#### DATA PROVIDED

(begin)

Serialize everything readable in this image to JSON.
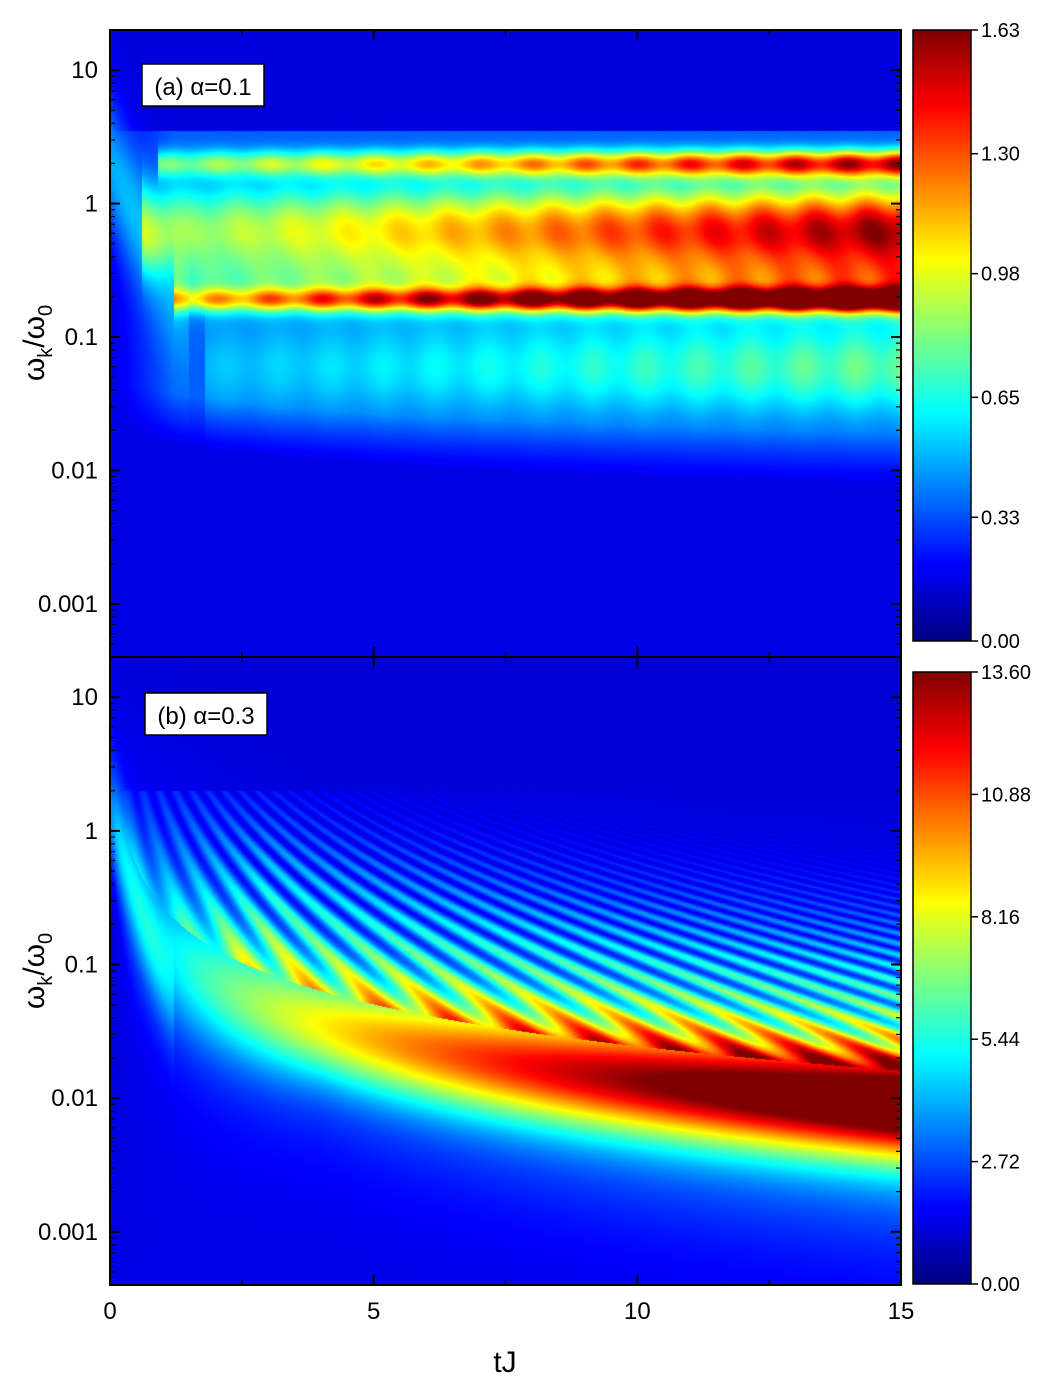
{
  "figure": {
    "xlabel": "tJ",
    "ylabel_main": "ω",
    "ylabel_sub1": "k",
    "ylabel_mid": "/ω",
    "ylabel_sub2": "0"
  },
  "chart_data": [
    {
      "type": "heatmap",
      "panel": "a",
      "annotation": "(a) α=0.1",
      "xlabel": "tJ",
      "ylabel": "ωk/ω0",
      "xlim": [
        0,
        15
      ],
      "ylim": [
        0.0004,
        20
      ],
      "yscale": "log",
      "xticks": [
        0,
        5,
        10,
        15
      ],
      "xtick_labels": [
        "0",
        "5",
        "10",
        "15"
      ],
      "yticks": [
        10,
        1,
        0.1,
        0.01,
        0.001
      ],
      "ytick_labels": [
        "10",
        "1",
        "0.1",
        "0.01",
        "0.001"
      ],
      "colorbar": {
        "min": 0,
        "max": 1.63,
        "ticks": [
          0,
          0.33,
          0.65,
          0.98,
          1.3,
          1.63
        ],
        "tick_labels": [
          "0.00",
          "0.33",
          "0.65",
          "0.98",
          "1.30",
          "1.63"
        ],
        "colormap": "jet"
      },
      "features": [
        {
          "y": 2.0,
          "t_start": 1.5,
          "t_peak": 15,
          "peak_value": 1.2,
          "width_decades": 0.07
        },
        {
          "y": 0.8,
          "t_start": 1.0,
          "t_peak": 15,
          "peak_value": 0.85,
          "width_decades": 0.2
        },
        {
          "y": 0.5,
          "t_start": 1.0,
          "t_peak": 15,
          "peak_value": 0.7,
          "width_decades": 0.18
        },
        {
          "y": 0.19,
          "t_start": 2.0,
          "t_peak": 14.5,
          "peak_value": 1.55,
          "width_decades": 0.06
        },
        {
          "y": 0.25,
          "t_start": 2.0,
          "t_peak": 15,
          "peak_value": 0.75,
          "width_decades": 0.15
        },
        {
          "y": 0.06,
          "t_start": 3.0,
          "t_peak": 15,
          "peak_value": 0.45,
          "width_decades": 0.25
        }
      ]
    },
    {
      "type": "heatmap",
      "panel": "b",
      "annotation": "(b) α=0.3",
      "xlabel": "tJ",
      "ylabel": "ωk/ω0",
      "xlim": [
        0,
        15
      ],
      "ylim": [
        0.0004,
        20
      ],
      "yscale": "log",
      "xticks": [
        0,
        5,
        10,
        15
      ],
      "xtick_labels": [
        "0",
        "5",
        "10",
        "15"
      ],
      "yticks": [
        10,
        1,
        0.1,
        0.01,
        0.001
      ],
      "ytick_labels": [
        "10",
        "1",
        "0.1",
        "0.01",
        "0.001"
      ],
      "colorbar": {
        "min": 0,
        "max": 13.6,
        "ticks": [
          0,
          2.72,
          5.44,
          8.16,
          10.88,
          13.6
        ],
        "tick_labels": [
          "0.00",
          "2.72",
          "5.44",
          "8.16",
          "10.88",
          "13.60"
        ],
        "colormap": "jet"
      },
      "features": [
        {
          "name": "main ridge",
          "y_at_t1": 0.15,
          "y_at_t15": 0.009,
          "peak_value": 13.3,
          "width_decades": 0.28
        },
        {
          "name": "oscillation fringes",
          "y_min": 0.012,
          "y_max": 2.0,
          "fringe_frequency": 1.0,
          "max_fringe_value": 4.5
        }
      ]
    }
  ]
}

(end)
(begin)

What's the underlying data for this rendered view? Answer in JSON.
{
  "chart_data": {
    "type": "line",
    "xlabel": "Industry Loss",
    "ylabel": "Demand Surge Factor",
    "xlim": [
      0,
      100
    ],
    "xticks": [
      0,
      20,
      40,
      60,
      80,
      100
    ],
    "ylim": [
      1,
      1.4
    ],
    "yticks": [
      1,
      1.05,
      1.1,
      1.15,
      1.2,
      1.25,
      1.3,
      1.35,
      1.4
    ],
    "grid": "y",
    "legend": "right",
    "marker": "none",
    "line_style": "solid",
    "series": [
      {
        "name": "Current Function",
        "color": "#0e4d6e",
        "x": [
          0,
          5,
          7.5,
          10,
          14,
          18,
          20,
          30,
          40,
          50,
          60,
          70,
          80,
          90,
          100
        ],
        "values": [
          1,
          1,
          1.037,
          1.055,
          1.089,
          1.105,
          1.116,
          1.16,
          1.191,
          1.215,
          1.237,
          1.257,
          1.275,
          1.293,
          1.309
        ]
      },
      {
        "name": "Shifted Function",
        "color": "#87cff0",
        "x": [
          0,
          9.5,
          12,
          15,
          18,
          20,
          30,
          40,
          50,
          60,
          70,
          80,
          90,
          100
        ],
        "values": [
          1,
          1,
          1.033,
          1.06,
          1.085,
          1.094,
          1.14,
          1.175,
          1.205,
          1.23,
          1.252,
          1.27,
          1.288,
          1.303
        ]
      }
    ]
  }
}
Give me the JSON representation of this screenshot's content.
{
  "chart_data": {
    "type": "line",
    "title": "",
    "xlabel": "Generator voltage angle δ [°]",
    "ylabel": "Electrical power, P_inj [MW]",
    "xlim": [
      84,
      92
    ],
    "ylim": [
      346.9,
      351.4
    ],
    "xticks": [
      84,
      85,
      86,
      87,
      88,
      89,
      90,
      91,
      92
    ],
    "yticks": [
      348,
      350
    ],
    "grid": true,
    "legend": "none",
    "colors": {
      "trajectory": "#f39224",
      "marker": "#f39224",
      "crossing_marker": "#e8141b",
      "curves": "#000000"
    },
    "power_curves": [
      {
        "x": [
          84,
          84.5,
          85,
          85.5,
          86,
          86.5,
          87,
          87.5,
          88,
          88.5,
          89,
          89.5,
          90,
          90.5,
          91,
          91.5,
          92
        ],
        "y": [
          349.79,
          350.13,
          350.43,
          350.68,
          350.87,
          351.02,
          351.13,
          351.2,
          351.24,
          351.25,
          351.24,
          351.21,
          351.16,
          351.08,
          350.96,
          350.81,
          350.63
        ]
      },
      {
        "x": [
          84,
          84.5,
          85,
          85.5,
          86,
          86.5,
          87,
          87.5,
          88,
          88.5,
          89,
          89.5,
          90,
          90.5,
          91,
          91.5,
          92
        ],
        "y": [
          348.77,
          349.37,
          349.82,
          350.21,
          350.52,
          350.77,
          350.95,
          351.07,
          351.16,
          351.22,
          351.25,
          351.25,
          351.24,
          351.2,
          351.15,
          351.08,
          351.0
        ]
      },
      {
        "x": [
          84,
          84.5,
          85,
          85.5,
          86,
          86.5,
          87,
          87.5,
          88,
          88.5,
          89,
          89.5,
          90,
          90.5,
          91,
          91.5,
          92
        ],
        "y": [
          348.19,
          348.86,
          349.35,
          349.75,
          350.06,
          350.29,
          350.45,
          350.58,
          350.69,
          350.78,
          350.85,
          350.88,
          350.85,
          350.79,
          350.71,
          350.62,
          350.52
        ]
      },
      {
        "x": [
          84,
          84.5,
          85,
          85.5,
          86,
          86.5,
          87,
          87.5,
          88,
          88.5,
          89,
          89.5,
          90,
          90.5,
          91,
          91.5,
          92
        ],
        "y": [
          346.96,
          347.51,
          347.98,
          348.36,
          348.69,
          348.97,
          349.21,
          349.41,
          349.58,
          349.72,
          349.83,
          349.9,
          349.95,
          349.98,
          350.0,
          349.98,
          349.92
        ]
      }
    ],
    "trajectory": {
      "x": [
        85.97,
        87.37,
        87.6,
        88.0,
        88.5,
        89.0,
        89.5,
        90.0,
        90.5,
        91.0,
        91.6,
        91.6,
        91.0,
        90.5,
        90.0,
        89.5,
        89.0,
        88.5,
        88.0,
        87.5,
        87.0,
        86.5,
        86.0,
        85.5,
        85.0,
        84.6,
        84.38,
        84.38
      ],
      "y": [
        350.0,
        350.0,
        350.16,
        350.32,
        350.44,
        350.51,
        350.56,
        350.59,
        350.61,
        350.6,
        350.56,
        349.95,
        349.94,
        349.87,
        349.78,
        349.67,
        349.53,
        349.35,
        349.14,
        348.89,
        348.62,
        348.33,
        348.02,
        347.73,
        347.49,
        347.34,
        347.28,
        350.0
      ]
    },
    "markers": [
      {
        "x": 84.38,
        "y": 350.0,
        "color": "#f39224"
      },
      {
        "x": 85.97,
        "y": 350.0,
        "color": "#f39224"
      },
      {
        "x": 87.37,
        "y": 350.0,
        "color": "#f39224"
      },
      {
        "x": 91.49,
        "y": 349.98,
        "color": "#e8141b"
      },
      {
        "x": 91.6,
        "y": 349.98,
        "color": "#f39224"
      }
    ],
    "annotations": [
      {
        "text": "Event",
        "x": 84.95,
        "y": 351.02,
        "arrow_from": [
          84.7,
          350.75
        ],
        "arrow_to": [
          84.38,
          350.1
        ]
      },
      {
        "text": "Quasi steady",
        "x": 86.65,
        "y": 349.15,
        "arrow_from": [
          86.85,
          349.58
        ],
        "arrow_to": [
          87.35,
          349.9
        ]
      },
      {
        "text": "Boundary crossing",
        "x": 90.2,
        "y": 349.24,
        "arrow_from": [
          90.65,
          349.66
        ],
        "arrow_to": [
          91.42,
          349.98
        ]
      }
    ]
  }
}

(end)
(begin)

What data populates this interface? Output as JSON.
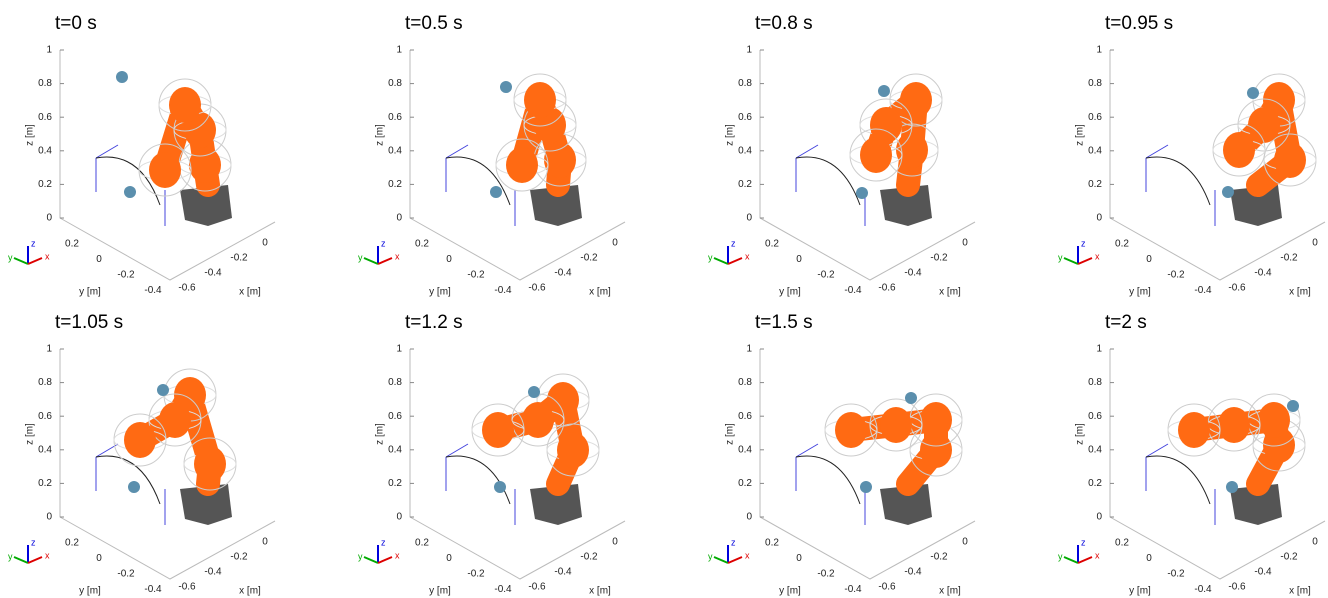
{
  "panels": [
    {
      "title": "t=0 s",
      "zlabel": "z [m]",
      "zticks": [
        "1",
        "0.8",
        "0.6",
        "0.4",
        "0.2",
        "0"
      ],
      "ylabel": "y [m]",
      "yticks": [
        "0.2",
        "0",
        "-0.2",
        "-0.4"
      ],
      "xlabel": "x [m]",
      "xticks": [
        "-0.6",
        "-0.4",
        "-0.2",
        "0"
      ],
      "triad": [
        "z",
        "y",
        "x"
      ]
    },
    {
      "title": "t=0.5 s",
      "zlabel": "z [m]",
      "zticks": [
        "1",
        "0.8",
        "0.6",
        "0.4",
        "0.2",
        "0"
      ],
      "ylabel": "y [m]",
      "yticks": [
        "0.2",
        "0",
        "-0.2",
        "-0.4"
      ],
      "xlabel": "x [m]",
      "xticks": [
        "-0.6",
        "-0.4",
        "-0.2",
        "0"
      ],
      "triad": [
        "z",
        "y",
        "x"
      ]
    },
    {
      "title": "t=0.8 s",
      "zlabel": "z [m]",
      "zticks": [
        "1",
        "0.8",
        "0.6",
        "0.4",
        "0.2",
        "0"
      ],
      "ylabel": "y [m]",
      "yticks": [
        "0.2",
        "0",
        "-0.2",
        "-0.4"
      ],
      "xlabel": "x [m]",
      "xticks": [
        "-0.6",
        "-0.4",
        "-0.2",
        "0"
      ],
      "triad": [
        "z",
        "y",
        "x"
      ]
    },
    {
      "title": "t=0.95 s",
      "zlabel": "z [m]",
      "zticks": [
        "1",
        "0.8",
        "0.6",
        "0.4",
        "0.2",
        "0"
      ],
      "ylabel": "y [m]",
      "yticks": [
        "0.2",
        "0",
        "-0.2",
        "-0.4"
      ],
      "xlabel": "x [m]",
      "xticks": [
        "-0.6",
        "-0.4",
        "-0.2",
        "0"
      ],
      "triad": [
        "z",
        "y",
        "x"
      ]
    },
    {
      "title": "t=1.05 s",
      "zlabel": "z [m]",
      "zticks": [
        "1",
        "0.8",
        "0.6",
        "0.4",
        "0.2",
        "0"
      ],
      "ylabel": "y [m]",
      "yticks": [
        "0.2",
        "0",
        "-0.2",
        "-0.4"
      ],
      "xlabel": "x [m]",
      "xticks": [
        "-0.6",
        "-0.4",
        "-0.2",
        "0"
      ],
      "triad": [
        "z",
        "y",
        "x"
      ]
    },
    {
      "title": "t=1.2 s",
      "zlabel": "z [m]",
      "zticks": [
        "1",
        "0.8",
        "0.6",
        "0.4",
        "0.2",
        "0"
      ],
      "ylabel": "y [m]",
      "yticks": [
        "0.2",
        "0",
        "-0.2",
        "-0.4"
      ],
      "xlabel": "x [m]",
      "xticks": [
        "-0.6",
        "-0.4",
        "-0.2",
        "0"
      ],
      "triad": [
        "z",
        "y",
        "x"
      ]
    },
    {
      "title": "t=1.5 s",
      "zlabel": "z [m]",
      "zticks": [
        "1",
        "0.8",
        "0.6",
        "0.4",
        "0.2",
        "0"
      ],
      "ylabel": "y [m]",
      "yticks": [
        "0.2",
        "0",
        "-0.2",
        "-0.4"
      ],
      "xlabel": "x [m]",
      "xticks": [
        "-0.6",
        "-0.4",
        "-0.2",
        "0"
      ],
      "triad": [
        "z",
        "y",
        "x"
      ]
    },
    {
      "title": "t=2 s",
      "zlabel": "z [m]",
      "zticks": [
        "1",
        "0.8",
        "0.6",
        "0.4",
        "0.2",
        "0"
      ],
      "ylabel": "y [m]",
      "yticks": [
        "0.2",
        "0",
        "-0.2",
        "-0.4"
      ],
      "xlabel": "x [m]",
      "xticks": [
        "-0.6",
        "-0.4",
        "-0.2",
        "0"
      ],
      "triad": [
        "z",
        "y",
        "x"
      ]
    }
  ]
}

(end)

#### WHAT TO PRODUCE
Show all lines from the records above where the word "title" occurs.

#### ANSWER
    "title": "",
      "title": "t=0 s",
      "title": "t=0.5 s",
      "title": "t=0.8 s",
      "title": "t=0.95 s",
      "title": "t=1.05 s",
      "title": "t=1.2 s",
      "title": "t=1.5 s",
      "title": "t=2 s",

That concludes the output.